Stored records

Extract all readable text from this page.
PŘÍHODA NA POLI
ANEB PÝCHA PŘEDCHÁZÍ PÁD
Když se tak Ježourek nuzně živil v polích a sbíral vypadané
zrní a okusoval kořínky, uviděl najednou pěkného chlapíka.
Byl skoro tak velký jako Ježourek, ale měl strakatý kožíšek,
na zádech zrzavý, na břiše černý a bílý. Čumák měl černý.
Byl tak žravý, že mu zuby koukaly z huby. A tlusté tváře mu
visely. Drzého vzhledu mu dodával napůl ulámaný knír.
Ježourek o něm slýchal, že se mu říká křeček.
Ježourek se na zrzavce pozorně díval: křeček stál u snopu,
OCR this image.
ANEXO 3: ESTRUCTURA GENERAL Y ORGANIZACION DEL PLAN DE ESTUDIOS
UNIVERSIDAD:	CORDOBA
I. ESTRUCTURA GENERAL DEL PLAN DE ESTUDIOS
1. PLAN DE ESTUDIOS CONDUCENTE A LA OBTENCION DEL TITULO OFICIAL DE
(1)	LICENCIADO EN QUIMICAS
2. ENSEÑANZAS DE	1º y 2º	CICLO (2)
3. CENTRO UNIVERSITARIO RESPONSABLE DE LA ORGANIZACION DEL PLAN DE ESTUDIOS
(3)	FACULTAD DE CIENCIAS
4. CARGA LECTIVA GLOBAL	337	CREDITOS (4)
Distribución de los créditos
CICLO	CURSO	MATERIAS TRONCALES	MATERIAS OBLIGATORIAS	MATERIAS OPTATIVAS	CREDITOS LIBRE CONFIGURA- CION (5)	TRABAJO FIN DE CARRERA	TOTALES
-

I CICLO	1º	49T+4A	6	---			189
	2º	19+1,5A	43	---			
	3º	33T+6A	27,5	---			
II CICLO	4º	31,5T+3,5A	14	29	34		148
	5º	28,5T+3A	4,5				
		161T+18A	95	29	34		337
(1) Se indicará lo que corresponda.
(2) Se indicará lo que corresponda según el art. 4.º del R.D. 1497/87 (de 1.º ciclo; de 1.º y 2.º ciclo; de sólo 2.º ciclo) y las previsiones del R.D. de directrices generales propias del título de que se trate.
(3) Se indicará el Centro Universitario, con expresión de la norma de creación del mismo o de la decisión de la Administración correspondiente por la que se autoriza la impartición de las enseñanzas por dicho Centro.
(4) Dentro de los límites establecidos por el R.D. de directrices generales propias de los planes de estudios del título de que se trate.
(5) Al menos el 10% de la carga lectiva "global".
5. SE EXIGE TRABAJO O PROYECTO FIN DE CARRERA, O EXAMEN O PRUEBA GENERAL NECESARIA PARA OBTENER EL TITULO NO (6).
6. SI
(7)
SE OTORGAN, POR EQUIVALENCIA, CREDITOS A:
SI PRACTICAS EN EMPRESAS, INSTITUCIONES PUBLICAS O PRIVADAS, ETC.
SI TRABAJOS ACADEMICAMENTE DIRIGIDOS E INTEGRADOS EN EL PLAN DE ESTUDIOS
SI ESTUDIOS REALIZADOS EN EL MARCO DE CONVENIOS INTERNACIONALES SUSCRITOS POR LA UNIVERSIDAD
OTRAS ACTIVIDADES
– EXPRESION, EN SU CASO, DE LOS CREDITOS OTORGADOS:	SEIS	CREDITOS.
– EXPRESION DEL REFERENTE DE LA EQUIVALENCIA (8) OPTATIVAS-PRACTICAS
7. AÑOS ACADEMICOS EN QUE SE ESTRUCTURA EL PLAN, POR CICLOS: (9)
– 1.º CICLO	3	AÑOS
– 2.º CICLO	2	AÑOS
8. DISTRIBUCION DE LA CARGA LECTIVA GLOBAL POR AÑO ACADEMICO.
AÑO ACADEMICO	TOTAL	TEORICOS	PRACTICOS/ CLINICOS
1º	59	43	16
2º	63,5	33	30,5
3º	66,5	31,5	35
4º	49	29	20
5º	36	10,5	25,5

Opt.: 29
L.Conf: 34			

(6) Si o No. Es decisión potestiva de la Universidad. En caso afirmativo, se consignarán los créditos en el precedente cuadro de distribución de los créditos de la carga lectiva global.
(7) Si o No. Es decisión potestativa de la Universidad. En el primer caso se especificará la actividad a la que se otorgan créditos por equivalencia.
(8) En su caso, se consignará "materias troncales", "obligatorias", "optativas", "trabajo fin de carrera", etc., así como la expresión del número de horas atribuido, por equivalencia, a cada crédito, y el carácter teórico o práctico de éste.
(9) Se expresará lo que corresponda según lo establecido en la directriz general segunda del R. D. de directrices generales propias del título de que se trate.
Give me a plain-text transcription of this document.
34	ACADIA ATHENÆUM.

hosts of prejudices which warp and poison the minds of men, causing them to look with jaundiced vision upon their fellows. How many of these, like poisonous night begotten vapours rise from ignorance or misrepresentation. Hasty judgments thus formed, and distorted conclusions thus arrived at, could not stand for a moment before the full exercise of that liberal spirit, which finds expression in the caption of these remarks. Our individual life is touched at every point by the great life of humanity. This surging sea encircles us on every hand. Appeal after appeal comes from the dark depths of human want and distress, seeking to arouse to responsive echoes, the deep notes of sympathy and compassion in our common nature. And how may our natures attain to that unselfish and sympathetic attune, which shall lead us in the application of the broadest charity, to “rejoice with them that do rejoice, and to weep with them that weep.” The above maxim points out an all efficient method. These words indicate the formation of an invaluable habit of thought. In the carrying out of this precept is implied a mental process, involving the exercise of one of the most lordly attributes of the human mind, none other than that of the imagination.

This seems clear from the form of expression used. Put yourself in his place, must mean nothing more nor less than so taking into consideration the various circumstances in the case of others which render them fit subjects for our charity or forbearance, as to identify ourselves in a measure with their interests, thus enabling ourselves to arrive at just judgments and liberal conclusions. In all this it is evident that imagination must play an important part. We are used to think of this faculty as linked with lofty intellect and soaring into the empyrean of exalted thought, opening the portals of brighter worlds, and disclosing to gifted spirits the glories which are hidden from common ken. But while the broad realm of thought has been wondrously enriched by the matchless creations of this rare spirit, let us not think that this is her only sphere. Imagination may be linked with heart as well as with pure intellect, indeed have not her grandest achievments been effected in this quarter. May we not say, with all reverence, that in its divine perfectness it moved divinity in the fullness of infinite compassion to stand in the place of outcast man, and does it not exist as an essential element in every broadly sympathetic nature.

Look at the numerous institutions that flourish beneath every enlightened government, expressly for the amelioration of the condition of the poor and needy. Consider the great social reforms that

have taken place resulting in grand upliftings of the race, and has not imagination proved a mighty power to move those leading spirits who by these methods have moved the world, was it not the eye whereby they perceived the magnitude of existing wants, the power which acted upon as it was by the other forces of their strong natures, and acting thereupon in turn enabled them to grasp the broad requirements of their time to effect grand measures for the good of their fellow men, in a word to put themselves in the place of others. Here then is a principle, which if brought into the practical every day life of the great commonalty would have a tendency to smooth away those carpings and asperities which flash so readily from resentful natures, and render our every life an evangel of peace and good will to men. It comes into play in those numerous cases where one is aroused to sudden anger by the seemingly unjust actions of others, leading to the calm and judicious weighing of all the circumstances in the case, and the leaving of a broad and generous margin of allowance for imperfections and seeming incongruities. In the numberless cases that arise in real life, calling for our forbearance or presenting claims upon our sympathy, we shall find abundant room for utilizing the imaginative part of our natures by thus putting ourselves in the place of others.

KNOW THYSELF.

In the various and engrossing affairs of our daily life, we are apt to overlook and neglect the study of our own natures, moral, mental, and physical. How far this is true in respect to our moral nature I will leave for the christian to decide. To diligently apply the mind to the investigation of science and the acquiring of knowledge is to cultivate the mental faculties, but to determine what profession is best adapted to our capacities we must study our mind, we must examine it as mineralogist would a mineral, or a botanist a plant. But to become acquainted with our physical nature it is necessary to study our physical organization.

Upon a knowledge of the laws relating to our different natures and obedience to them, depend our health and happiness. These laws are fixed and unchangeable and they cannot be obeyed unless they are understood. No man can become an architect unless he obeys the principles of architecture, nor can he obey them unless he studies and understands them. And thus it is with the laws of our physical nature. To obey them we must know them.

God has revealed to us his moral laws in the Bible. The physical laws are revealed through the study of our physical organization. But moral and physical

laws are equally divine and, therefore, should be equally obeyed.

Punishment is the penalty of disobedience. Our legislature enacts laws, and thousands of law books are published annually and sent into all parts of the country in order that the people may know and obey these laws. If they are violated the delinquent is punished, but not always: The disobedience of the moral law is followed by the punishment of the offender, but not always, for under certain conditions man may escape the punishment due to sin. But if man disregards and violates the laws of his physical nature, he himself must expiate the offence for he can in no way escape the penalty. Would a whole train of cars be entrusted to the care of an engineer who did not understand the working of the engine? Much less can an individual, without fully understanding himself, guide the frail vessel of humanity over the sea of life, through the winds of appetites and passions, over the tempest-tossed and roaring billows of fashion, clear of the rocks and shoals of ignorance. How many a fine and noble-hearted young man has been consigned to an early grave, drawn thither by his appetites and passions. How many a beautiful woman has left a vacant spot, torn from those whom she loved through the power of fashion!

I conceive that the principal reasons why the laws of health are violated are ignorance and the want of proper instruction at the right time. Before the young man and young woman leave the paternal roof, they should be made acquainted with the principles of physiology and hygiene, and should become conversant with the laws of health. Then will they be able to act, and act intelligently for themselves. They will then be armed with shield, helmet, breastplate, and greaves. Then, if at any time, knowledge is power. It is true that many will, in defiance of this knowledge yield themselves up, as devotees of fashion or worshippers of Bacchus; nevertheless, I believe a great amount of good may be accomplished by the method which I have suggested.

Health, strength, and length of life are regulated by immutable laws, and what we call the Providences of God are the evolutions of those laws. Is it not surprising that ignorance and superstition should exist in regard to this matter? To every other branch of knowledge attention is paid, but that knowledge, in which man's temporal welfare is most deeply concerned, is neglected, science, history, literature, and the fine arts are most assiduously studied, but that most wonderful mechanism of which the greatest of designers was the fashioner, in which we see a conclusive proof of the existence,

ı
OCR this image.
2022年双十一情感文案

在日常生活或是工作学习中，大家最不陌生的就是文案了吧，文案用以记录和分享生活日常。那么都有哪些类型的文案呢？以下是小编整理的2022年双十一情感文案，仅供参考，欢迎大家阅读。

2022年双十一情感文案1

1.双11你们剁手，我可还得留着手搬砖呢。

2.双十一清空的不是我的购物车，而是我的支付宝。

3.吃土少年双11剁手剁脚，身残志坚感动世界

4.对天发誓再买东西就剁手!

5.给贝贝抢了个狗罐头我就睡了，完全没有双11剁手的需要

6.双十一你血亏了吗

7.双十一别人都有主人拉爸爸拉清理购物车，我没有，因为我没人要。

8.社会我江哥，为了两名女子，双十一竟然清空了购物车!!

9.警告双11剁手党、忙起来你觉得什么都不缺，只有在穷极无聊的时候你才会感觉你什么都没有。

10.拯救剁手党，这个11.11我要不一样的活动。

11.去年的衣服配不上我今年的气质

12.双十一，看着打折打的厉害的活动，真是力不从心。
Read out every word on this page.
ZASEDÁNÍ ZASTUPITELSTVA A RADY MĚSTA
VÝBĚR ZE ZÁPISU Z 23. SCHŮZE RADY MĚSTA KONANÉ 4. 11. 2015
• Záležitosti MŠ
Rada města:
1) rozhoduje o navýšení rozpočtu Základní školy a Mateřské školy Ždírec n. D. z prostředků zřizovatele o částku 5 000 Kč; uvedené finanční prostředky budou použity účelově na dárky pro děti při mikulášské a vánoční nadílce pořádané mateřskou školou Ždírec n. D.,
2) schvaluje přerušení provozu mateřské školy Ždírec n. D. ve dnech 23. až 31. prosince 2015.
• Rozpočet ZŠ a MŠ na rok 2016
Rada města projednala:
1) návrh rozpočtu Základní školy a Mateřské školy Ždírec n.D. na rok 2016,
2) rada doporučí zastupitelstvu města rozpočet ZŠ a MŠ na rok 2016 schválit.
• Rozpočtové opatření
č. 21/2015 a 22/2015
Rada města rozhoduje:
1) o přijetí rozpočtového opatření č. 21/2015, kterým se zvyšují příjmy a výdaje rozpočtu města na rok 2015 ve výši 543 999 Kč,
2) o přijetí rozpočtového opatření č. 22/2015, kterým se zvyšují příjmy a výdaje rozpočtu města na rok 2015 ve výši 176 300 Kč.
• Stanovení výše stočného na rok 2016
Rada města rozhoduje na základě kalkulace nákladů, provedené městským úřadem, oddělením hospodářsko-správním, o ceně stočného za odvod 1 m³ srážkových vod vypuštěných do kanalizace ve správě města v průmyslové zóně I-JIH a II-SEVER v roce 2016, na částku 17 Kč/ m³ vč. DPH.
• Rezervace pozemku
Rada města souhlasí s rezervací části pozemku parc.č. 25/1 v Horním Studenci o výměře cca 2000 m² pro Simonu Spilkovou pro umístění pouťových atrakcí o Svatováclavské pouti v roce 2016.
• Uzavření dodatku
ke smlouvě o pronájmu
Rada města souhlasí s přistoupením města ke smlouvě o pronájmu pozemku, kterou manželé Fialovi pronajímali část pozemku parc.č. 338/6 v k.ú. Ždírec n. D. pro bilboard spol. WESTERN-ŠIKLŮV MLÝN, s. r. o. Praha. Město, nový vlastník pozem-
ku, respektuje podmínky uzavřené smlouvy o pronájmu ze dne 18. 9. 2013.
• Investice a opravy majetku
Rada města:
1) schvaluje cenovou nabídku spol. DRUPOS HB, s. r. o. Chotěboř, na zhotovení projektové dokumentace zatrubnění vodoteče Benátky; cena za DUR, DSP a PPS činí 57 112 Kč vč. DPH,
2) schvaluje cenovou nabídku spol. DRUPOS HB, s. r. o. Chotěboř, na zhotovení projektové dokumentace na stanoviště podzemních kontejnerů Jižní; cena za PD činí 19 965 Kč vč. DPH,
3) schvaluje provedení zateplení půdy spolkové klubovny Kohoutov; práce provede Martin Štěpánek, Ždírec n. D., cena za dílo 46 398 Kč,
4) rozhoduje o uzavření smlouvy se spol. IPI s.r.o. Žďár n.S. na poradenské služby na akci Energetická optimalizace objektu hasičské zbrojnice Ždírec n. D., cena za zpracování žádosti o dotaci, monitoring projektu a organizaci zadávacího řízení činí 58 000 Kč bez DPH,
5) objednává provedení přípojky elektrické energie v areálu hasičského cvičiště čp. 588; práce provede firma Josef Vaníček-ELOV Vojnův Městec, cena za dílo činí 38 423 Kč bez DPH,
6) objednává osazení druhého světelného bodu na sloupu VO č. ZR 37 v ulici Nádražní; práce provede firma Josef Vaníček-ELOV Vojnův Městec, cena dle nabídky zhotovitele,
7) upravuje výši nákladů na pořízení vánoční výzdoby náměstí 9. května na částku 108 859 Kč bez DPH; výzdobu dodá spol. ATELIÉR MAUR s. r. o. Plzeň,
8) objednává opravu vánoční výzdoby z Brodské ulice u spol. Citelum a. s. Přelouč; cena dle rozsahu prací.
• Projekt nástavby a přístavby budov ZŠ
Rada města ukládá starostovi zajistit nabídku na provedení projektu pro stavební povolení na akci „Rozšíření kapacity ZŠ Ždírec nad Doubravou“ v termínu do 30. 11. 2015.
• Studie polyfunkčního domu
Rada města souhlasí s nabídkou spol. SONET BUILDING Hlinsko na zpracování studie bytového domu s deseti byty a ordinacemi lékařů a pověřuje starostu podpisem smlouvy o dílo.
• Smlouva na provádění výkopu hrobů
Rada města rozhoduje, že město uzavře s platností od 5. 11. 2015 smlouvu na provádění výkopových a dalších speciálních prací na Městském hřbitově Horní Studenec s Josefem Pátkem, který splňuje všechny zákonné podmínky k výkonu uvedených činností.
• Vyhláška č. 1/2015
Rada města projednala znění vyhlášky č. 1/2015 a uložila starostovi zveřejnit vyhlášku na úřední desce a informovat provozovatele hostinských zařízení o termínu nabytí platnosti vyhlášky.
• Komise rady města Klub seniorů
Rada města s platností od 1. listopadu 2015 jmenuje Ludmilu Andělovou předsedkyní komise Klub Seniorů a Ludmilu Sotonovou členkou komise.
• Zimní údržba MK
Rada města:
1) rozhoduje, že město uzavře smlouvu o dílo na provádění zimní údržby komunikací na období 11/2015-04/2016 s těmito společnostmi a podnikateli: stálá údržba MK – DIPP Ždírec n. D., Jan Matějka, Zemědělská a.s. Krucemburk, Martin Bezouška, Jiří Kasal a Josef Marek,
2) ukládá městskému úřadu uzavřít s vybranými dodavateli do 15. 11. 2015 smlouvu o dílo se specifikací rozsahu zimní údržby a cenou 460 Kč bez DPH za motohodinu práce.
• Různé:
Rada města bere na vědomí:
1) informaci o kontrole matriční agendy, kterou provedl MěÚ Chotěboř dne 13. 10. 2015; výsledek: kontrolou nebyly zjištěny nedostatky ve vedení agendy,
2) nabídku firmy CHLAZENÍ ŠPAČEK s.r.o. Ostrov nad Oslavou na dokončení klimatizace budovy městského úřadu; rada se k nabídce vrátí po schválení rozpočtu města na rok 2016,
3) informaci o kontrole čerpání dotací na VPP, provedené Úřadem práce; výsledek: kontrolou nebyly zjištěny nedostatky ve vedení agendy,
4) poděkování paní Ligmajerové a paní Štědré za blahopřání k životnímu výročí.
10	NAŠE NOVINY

Goal. Take every line that includes the string "decisión" and copy it.

The result.
(3) Se indicará el Centro Universitario, con expresión de la norma de creación del mismo o de la decisión de la Administración correspondiente por la que se autoriza la impartición de las enseñanzas por dicho Centro.
(6) Si o No. Es decisión potestiva de la Universidad. En caso afirmativo, se consignarán los créditos en el precedente cuadro de distribución de los créditos de la carga lectiva global.
(7) Si o No. Es decisión potestativa de la Universidad. En el primer caso se especificará la actividad a la que se otorgan créditos por equivalencia.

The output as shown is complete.